Description of the task — Your task is to gather the lines below that hold the string "have".

Data entries —
- - -
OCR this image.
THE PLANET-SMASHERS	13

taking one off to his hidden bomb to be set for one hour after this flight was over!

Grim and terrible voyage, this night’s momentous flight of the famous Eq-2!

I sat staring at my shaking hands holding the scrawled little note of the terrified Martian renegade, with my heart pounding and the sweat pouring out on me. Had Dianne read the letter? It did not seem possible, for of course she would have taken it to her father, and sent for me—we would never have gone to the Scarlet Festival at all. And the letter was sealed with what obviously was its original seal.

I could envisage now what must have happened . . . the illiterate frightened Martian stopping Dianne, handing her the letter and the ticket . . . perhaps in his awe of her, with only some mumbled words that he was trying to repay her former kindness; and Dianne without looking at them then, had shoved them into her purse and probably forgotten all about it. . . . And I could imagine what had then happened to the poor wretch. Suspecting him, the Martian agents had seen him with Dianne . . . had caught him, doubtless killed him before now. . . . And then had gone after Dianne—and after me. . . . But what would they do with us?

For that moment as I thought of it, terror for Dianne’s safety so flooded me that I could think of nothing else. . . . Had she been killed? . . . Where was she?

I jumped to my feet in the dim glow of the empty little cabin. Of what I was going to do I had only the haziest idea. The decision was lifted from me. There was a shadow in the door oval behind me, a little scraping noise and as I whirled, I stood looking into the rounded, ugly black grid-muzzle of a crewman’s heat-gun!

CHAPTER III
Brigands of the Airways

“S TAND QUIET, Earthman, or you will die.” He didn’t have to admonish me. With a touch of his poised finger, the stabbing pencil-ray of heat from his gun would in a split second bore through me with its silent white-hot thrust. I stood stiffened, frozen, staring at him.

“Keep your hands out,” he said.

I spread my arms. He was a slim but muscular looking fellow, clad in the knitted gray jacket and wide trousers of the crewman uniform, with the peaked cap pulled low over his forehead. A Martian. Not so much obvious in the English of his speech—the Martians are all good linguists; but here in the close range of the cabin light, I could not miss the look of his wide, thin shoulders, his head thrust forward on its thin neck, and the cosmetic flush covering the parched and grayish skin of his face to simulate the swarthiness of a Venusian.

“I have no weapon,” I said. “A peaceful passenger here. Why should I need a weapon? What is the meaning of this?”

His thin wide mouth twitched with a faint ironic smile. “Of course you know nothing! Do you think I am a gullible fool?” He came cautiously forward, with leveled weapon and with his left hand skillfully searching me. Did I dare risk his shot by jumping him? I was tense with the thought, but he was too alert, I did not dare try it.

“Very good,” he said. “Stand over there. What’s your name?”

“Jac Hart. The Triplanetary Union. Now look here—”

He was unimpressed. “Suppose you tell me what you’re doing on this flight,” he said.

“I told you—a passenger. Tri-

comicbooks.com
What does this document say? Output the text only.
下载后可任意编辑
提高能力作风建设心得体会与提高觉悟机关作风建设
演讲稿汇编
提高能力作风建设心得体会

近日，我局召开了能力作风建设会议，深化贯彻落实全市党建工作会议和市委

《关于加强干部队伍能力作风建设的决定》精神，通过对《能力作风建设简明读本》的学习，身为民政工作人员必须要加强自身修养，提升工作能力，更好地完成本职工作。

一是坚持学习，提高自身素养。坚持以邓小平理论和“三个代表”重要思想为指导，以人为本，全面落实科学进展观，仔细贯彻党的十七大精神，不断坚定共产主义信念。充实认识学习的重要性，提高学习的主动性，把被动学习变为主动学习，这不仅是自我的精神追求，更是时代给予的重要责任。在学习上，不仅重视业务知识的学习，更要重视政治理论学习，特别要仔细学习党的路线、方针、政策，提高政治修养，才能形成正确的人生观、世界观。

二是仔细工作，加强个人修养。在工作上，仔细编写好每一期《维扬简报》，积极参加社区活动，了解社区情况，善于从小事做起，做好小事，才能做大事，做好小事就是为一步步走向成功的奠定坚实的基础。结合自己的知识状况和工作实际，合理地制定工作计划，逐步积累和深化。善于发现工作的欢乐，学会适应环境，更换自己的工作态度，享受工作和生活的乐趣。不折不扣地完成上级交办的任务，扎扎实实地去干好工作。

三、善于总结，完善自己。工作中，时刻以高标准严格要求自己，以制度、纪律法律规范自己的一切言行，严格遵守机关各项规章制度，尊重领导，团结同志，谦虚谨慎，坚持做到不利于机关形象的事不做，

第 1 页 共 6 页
- - -
Task output —
I sat staring at my shaking hands holding the scrawled little note of the terrified Martian renegade, with my heart pounding and the sweat pouring out on me. Had Dianne read the letter? It did not seem possible, for of course she would have taken it to her father, and sent for me—we would never have gone to the Scarlet Festival at all. And the letter was sealed with what obviously was its original seal.
I could envisage now what must have happened . . . the illiterate frightened Martian stopping Dianne, handing her the letter and the ticket . . . perhaps in his awe of her, with only some mumbled words that he was trying to repay her former kindness; and Dianne without looking at them then, had shoved them into her purse and probably forgotten all about it. . . . And I could imagine what had then happened to the poor wretch. Suspecting him, the Martian agents had seen him with Dianne . . . had caught him, doubtless killed him before now. . . . And then had gone after Dianne—and after me. . . . But what would they do with us?
“S TAND QUIET, Earthman, or you will die.” He didn’t have to admonish me. With a touch of his poised finger, the stabbing pencil-ray of heat from his gun would in a split second bore through me with its silent white-hot thrust. I stood stiffened, frozen, staring at him.
“I have no weapon,” I said. “A peaceful passenger here. Why should I need a weapon? What is the meaning of this?”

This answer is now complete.